#### Directions:
Only the number is needed: how many lines of the records include "Windows"?

#### Records for this exercise:
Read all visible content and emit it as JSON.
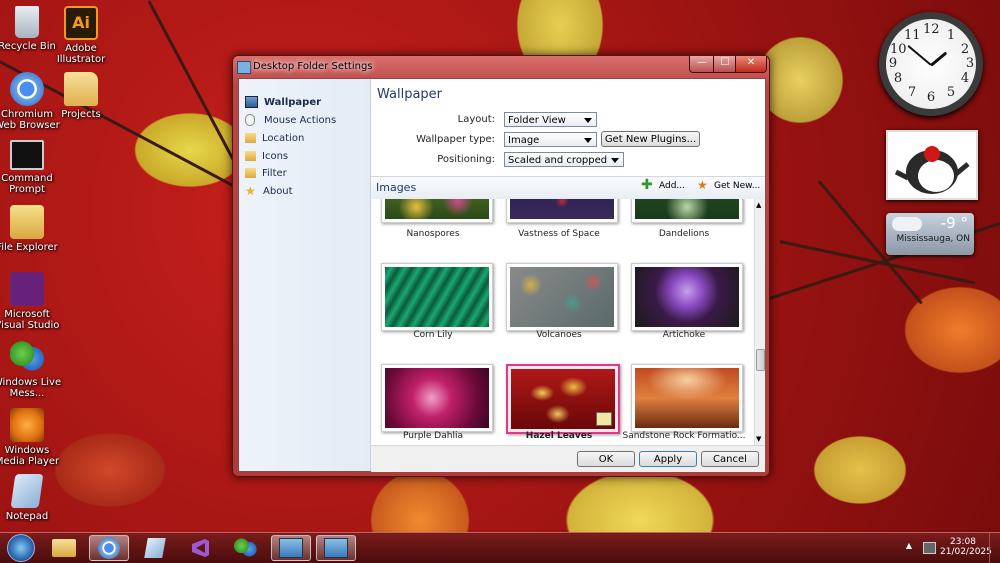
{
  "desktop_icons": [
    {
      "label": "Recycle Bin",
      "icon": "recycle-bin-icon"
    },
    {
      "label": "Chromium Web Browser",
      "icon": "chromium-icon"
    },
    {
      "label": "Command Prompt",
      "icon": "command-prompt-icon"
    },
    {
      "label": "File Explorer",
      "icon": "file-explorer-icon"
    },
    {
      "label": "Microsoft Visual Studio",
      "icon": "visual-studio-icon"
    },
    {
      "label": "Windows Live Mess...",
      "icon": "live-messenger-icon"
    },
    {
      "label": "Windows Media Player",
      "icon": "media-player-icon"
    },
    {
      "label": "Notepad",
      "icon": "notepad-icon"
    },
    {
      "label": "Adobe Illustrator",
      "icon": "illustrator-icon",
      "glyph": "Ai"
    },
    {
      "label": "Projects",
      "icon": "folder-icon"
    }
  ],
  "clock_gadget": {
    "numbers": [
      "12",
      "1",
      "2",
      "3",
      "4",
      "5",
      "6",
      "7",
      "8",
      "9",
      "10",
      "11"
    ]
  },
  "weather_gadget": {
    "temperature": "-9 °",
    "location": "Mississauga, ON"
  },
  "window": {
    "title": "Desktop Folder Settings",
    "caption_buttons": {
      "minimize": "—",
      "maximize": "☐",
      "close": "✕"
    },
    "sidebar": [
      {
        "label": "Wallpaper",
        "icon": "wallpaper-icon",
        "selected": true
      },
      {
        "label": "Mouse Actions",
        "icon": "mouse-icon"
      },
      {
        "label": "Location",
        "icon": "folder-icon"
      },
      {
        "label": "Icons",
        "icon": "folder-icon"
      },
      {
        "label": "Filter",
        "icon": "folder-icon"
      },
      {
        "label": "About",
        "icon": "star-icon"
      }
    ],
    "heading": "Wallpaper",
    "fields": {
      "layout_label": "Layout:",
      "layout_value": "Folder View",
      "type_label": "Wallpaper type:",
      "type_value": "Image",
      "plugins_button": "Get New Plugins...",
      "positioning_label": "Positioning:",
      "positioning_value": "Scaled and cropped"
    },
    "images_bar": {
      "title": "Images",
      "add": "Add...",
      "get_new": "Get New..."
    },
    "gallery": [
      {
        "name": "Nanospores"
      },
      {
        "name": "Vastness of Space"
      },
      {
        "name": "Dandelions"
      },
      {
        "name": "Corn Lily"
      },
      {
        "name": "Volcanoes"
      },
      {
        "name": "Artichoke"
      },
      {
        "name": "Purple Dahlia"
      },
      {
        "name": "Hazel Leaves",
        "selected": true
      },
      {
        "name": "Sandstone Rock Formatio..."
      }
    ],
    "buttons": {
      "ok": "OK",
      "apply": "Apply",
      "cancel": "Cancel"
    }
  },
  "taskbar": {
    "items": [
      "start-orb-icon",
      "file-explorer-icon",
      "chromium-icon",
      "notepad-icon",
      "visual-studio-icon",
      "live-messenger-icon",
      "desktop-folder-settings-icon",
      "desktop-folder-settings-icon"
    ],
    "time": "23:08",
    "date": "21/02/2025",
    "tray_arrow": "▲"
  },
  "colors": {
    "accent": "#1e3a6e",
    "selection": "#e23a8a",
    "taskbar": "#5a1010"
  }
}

#### Task response:
2